▶ **Stated exercise**: Would you return all of this data exactly, leaving nothing out?

(Dataset excerpt)
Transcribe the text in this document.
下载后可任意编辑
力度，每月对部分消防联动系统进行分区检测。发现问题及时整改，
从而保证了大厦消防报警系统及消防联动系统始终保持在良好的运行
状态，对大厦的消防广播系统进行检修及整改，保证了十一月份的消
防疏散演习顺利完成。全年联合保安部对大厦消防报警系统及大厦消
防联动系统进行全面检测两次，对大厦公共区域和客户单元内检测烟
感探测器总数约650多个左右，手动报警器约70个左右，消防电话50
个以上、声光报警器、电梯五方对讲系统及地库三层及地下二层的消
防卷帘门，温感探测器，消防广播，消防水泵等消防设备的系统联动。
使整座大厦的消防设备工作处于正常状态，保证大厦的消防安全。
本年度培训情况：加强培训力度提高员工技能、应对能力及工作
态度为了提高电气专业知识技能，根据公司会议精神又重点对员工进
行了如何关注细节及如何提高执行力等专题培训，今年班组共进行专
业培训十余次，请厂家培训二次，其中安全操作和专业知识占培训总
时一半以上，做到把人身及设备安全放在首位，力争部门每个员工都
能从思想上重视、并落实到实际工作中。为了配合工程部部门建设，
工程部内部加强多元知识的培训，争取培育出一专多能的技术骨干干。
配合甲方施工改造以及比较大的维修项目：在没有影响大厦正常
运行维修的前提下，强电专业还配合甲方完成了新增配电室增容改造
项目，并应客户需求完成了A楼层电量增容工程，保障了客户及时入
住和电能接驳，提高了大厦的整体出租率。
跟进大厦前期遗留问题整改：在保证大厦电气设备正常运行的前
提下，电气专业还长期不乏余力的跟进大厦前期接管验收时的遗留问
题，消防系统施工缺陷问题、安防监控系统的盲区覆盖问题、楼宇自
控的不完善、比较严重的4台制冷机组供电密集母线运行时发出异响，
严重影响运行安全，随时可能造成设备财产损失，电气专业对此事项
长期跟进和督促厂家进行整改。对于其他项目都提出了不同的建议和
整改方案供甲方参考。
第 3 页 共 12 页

▶ **Solved exercise**:
Transcribe the text in this document.
下载后可任意编辑
力度，每月对部分消防联动系统进行分区检测。发现问题及时整改，
从而保证了大厦消防报警系统及消防联动系统始终保持在良好的运行
状态，对大厦的消防广播系统进行检修及整改，保证了十一月份的消
防疏散演习顺利完成。全年联合保安部对大厦消防报警系统及大厦消
防联动系统进行全面检测两次，对大厦公共区域和客户单元内检测烟
感探测器总数约650多个左右，手动报警器约70个左右，消防电话50
个以上、声光报警器、电梯五方对讲系统及地库三层及地下二层的消
防卷帘门，温感探测器，消防广播，消防水泵等消防设备的系统联动。
使整座大厦的消防设备工作处于正常状态，保证大厦的消防安全。
本年度培训情况：加强培训力度提高员工技能、应对能力及工作
态度为了提高电气专业知识技能，根据公司会议精神又重点对员工进
行了如何关注细节及如何提高执行力等专题培训，今年班组共进行专
业培训十余次，请厂家培训二次，其中安全操作和专业知识占培训总
时一半以上，做到把人身及设备安全放在首位，力争部门每个员工都
能从思想上重视、并落实到实际工作中。为了配合工程部部门建设，
工程部内部加强多元知识的培训，争取培育出一专多能的技术骨干干。
配合甲方施工改造以及比较大的维修项目：在没有影响大厦正常
运行维修的前提下，强电专业还配合甲方完成了新增配电室增容改造
项目，并应客户需求完成了A楼层电量增容工程，保障了客户及时入
住和电能接驳，提高了大厦的整体出租率。
跟进大厦前期遗留问题整改：在保证大厦电气设备正常运行的前
提下，电气专业还长期不乏余力的跟进大厦前期接管验收时的遗留问
题，消防系统施工缺陷问题、安防监控系统的盲区覆盖问题、楼宇自
控的不完善、比较严重的4台制冷机组供电密集母线运行时发出异响，
严重影响运行安全，随时可能造成设备财产损失，电气专业对此事项
长期跟进和督促厂家进行整改。对于其他项目都提出了不同的建议和
整改方案供甲方参考。
第 3 页 共 12 页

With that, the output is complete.